**A run of records:**
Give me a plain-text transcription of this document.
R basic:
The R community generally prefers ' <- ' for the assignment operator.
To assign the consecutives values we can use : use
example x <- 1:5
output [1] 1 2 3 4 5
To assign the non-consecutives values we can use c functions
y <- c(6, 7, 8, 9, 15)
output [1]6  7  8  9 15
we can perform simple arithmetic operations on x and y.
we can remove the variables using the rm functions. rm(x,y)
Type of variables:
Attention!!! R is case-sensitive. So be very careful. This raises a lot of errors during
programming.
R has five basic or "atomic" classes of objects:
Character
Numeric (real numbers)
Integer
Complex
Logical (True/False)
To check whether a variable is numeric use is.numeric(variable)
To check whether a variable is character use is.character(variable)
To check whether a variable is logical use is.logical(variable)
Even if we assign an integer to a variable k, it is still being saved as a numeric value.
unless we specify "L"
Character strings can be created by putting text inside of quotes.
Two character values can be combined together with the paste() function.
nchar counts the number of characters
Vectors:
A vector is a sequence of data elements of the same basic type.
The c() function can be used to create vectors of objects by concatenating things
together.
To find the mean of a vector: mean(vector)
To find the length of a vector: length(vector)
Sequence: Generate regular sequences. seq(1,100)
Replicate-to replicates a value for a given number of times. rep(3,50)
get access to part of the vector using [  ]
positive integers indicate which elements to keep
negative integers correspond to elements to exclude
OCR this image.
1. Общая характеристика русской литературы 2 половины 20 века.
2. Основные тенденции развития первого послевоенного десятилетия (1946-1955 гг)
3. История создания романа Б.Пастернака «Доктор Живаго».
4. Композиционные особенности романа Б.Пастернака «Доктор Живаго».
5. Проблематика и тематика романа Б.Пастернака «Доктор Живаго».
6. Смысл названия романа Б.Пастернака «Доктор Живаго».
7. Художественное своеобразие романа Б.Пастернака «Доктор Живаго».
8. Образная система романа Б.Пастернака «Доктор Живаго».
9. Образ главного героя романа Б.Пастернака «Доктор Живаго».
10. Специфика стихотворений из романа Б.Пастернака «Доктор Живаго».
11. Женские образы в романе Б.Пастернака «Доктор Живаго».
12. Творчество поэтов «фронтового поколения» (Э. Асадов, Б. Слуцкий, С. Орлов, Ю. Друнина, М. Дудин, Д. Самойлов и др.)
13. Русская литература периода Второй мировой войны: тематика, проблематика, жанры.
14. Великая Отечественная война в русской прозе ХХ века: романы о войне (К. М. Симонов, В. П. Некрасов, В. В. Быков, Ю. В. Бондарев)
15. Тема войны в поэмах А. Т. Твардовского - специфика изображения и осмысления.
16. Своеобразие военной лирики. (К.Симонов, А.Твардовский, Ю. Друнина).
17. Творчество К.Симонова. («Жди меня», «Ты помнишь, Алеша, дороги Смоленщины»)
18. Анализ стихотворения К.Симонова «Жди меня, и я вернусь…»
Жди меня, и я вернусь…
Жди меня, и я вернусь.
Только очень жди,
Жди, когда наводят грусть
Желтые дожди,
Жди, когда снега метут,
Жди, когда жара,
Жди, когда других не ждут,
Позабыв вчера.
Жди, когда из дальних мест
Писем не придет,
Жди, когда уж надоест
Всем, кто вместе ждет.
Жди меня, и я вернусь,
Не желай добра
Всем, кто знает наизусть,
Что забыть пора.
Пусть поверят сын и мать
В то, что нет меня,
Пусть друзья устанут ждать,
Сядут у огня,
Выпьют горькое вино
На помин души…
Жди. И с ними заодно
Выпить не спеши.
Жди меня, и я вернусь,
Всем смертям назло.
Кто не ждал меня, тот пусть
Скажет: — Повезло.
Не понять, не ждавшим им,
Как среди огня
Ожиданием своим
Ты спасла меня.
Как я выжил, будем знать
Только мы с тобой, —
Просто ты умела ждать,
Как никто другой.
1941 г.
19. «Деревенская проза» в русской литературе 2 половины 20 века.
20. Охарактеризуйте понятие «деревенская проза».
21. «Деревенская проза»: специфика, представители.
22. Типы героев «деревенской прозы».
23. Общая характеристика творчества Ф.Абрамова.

**Work to be completed:** Every entry must be retyped in full, exactly as given.

**Solution to this exercise:**
Give me a plain-text transcription of this document.
R basic:
The R community generally prefers ' <- ' for the assignment operator.
To assign the consecutives values we can use : use
example x <- 1:5
output [1] 1 2 3 4 5
To assign the non-consecutives values we can use c functions
y <- c(6, 7, 8, 9, 15)
output [1]6  7  8  9 15
we can perform simple arithmetic operations on x and y.
we can remove the variables using the rm functions. rm(x,y)
Type of variables:
Attention!!! R is case-sensitive. So be very careful. This raises a lot of errors during
programming.
R has five basic or "atomic" classes of objects:
Character
Numeric (real numbers)
Integer
Complex
Logical (True/False)
To check whether a variable is numeric use is.numeric(variable)
To check whether a variable is character use is.character(variable)
To check whether a variable is logical use is.logical(variable)
Even if we assign an integer to a variable k, it is still being saved as a numeric value.
unless we specify "L"
Character strings can be created by putting text inside of quotes.
Two character values can be combined together with the paste() function.
nchar counts the number of characters
Vectors:
A vector is a sequence of data elements of the same basic type.
The c() function can be used to create vectors of objects by concatenating things
together.
To find the mean of a vector: mean(vector)
To find the length of a vector: length(vector)
Sequence: Generate regular sequences. seq(1,100)
Replicate-to replicates a value for a given number of times. rep(3,50)
get access to part of the vector using [  ]
positive integers indicate which elements to keep
negative integers correspond to elements to exclude
OCR this image.
1. Общая характеристика русской литературы 2 половины 20 века.
2. Основные тенденции развития первого послевоенного десятилетия (1946-1955 гг)
3. История создания романа Б.Пастернака «Доктор Живаго».
4. Композиционные особенности романа Б.Пастернака «Доктор Живаго».
5. Проблематика и тематика романа Б.Пастернака «Доктор Живаго».
6. Смысл названия романа Б.Пастернака «Доктор Живаго».
7. Художественное своеобразие романа Б.Пастернака «Доктор Живаго».
8. Образная система романа Б.Пастернака «Доктор Живаго».
9. Образ главного героя романа Б.Пастернака «Доктор Живаго».
10. Специфика стихотворений из романа Б.Пастернака «Доктор Живаго».
11. Женские образы в романе Б.Пастернака «Доктор Живаго».
12. Творчество поэтов «фронтового поколения» (Э. Асадов, Б. Слуцкий, С. Орлов, Ю. Друнина, М. Дудин, Д. Самойлов и др.)
13. Русская литература периода Второй мировой войны: тематика, проблематика, жанры.
14. Великая Отечественная война в русской прозе ХХ века: романы о войне (К. М. Симонов, В. П. Некрасов, В. В. Быков, Ю. В. Бондарев)
15. Тема войны в поэмах А. Т. Твардовского - специфика изображения и осмысления.
16. Своеобразие военной лирики. (К.Симонов, А.Твардовский, Ю. Друнина).
17. Творчество К.Симонова. («Жди меня», «Ты помнишь, Алеша, дороги Смоленщины»)
18. Анализ стихотворения К.Симонова «Жди меня, и я вернусь…»
Жди меня, и я вернусь…
Жди меня, и я вернусь.
Только очень жди,
Жди, когда наводят грусть
Желтые дожди,
Жди, когда снега метут,
Жди, когда жара,
Жди, когда других не ждут,
Позабыв вчера.
Жди, когда из дальних мест
Писем не придет,
Жди, когда уж надоест
Всем, кто вместе ждет.
Жди меня, и я вернусь,
Не желай добра
Всем, кто знает наизусть,
Что забыть пора.
Пусть поверят сын и мать
В то, что нет меня,
Пусть друзья устанут ждать,
Сядут у огня,
Выпьют горькое вино
На помин души…
Жди. И с ними заодно
Выпить не спеши.
Жди меня, и я вернусь,
Всем смертям назло.
Кто не ждал меня, тот пусть
Скажет: — Повезло.
Не понять, не ждавшим им,
Как среди огня
Ожиданием своим
Ты спасла меня.
Как я выжил, будем знать
Только мы с тобой, —
Просто ты умела ждать,
Как никто другой.
1941 г.
19. «Деревенская проза» в русской литературе 2 половины 20 века.
20. Охарактеризуйте понятие «деревенская проза».
21. «Деревенская проза»: специфика, представители.
22. Типы героев «деревенской прозы».
23. Общая характеристика творчества Ф.Абрамова.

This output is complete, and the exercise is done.